== Work required ==
Every line that holds "data" should be shown.

== Record excerpts ==

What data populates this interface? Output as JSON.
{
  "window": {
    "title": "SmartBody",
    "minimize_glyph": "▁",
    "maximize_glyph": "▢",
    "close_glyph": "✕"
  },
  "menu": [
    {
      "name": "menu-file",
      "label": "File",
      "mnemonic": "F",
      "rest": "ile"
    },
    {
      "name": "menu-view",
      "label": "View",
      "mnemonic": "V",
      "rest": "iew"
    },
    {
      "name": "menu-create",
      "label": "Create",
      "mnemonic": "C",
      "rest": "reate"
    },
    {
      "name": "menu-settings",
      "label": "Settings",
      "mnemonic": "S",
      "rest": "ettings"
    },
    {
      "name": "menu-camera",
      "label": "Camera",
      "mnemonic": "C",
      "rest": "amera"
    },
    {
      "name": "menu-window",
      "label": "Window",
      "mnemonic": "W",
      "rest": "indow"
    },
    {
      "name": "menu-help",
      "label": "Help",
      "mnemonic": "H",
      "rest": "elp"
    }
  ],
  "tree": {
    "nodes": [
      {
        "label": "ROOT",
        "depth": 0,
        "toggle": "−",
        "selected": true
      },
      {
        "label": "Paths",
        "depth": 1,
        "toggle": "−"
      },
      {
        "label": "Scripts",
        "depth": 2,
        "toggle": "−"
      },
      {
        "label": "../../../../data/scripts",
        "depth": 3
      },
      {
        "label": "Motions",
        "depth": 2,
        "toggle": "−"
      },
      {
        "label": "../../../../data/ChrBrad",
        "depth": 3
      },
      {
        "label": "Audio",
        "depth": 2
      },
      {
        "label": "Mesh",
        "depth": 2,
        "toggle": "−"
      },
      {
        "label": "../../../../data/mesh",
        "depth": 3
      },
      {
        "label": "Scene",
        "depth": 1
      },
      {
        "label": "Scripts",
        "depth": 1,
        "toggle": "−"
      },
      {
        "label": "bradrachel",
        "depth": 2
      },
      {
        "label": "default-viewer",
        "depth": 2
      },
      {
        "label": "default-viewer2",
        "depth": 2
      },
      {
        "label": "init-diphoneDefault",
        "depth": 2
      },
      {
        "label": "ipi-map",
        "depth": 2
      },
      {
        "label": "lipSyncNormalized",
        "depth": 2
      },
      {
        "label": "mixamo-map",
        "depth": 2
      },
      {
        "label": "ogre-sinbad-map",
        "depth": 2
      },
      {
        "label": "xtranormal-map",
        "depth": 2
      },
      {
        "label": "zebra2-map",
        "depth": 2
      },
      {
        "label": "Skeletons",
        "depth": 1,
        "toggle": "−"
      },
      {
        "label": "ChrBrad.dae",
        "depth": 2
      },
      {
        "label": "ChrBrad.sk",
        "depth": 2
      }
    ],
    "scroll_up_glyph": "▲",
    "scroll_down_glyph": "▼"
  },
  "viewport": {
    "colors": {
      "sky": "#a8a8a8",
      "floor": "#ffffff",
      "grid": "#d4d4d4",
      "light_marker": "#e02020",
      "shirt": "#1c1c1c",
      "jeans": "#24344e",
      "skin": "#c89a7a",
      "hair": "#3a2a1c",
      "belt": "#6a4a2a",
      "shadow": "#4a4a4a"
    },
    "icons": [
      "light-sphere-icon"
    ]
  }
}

== Solution to the problem ==
What data populates this interface? Output as JSON.
        "label": "../../../../data/scripts",
        "label": "../../../../data/ChrBrad",
        "label": "../../../../data/mesh",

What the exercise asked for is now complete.